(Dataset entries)
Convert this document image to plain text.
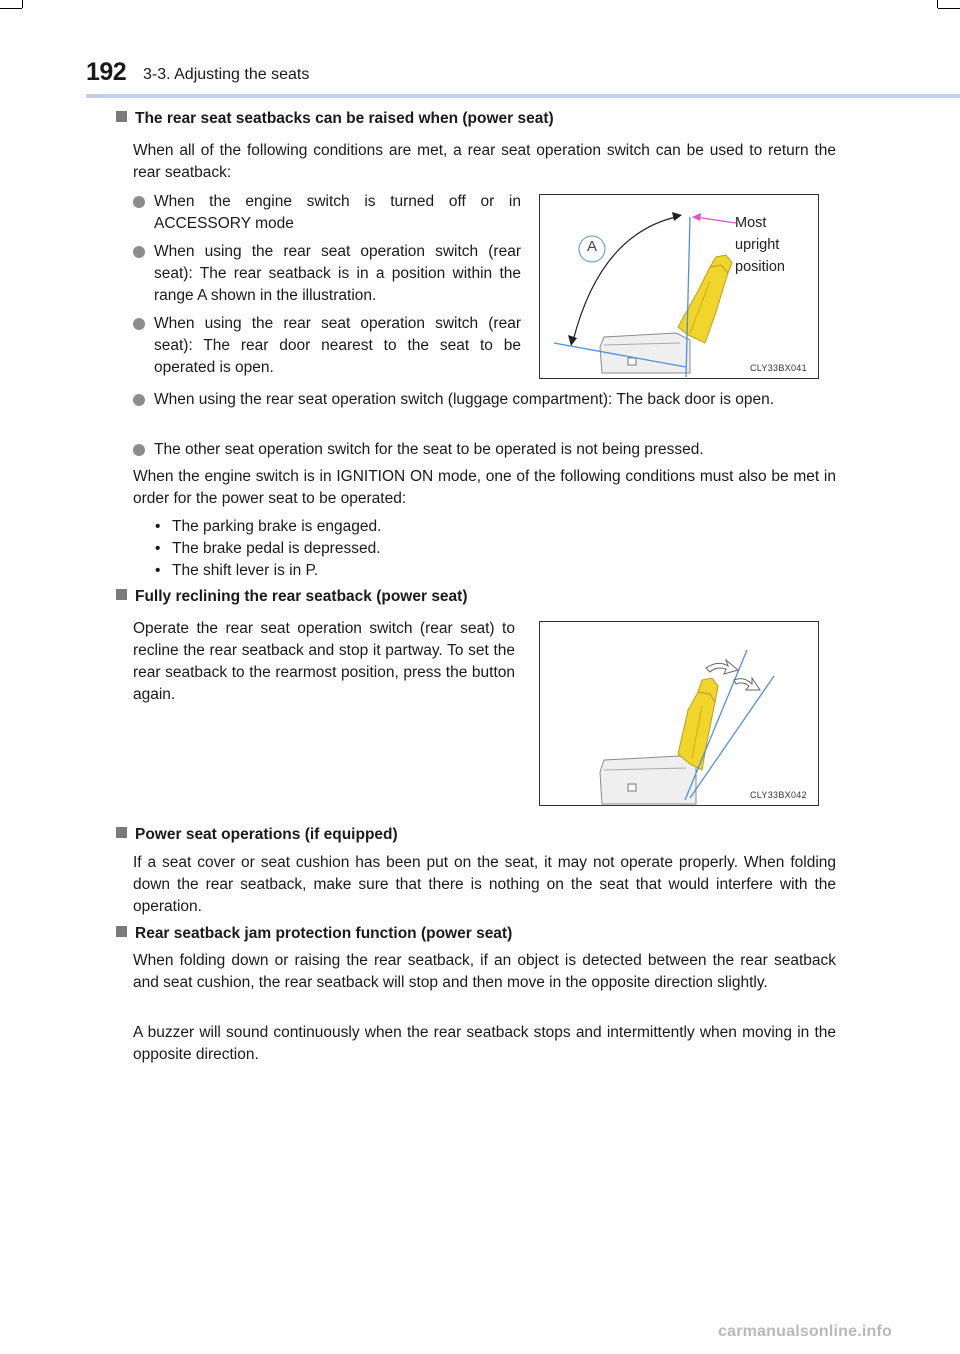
192 3-3. Adjusting the seats
The rear seat seatbacks can be raised when (power seat)
When all of the following conditions are met, a rear seat operation switch can be used to return the rear seatback:
When the engine switch is turned off or in ACCESSORY mode
When using the rear seat operation switch (rear seat): The rear seatback is in a position within the range A shown in the illustration.
When using the rear seat operation switch (rear seat): The rear door nearest to the seat to be operated is open.
A
Most
upright
position
CLY33BX041
When using the rear seat operation switch (luggage compartment): The back door is open.
The other seat operation switch for the seat to be operated is not being pressed.
When the engine switch is in IGNITION ON mode, one of the following conditions must also be met in order for the power seat to be operated:
• The parking brake is engaged.
• The brake pedal is depressed.
• The shift lever is in P.
Fully reclining the rear seatback (power seat)
Operate the rear seat operation switch (rear seat) to recline the rear seatback and stop it partway. To set the rear seatback to the rearmost position, press the button again.
CLY33BX042
Power seat operations (if equipped)
If a seat cover or seat cushion has been put on the seat, it may not operate properly. When folding down the rear seatback, make sure that there is nothing on the seat that would interfere with the operation.
Rear seatback jam protection function (power seat)
When folding down or raising the rear seatback, if an object is detected between the rear seatback and seat cushion, the rear seatback will stop and then move in the opposite direction slightly.
A buzzer will sound continuously when the rear seatback stops and intermittently when moving in the opposite direction.
carmanualsonline.info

### Exercise goal:
Quote the listing above in full, except for the pictures.

### Result of this task:
Convert this document image to plain text.
192 3-3. Adjusting the seats
The rear seat seatbacks can be raised when (power seat)
When all of the following conditions are met, a rear seat operation switch can be used to return the rear seatback:
When the engine switch is turned off or in ACCESSORY mode
When using the rear seat operation switch (rear seat): The rear seatback is in a position within the range A shown in the illustration.
When using the rear seat operation switch (rear seat): The rear door nearest to the seat to be operated is open.
A
Most
upright
position
CLY33BX041
When using the rear seat operation switch (luggage compartment): The back door is open.
The other seat operation switch for the seat to be operated is not being pressed.
When the engine switch is in IGNITION ON mode, one of the following conditions must also be met in order for the power seat to be operated:
• The parking brake is engaged.
• The brake pedal is depressed.
• The shift lever is in P.
Fully reclining the rear seatback (power seat)
Operate the rear seat operation switch (rear seat) to recline the rear seatback and stop it partway. To set the rear seatback to the rearmost position, press the button again.
CLY33BX042
Power seat operations (if equipped)
If a seat cover or seat cushion has been put on the seat, it may not operate properly. When folding down the rear seatback, make sure that there is nothing on the seat that would interfere with the operation.
Rear seatback jam protection function (power seat)
When folding down or raising the rear seatback, if an object is detected between the rear seatback and seat cushion, the rear seatback will stop and then move in the opposite direction slightly.
A buzzer will sound continuously when the rear seatback stops and intermittently when moving in the opposite direction.
carmanualsonline.info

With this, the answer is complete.